PROVIDED DATA:
====================
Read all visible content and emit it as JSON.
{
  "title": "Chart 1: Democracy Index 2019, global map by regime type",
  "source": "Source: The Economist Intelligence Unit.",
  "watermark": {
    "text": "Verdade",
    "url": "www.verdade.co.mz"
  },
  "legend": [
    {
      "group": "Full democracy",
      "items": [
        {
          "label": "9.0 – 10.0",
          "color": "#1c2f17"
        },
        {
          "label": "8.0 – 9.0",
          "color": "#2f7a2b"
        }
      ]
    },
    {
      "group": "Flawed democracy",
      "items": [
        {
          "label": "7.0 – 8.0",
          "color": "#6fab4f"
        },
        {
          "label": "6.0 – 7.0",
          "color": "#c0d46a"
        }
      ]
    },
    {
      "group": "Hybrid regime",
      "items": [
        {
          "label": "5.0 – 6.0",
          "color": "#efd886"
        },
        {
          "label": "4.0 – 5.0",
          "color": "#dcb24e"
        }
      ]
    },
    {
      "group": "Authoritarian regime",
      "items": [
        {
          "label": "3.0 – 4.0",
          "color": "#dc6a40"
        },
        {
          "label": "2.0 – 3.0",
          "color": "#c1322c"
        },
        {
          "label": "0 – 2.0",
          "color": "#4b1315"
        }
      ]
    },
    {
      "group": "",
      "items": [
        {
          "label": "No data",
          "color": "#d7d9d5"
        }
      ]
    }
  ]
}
====================
WHAT YOU WILL DO:
Make an exact copy of every entry.

SOLUTION FOR THIS PROBLEM:
Read all visible content and emit it as JSON.
{
  "title": "Chart 1: Democracy Index 2019, global map by regime type",
  "source": "Source: The Economist Intelligence Unit.",
  "watermark": {
    "text": "Verdade",
    "url": "www.verdade.co.mz"
  },
  "legend": [
    {
      "group": "Full democracy",
      "items": [
        {
          "label": "9.0 – 10.0",
          "color": "#1c2f17"
        },
        {
          "label": "8.0 – 9.0",
          "color": "#2f7a2b"
        }
      ]
    },
    {
      "group": "Flawed democracy",
      "items": [
        {
          "label": "7.0 – 8.0",
          "color": "#6fab4f"
        },
        {
          "label": "6.0 – 7.0",
          "color": "#c0d46a"
        }
      ]
    },
    {
      "group": "Hybrid regime",
      "items": [
        {
          "label": "5.0 – 6.0",
          "color": "#efd886"
        },
        {
          "label": "4.0 – 5.0",
          "color": "#dcb24e"
        }
      ]
    },
    {
      "group": "Authoritarian regime",
      "items": [
        {
          "label": "3.0 – 4.0",
          "color": "#dc6a40"
        },
        {
          "label": "2.0 – 3.0",
          "color": "#c1322c"
        },
        {
          "label": "0 – 2.0",
          "color": "#4b1315"
        }
      ]
    },
    {
      "group": "",
      "items": [
        {
          "label": "No data",
          "color": "#d7d9d5"
        }
      ]
    }
  ]
}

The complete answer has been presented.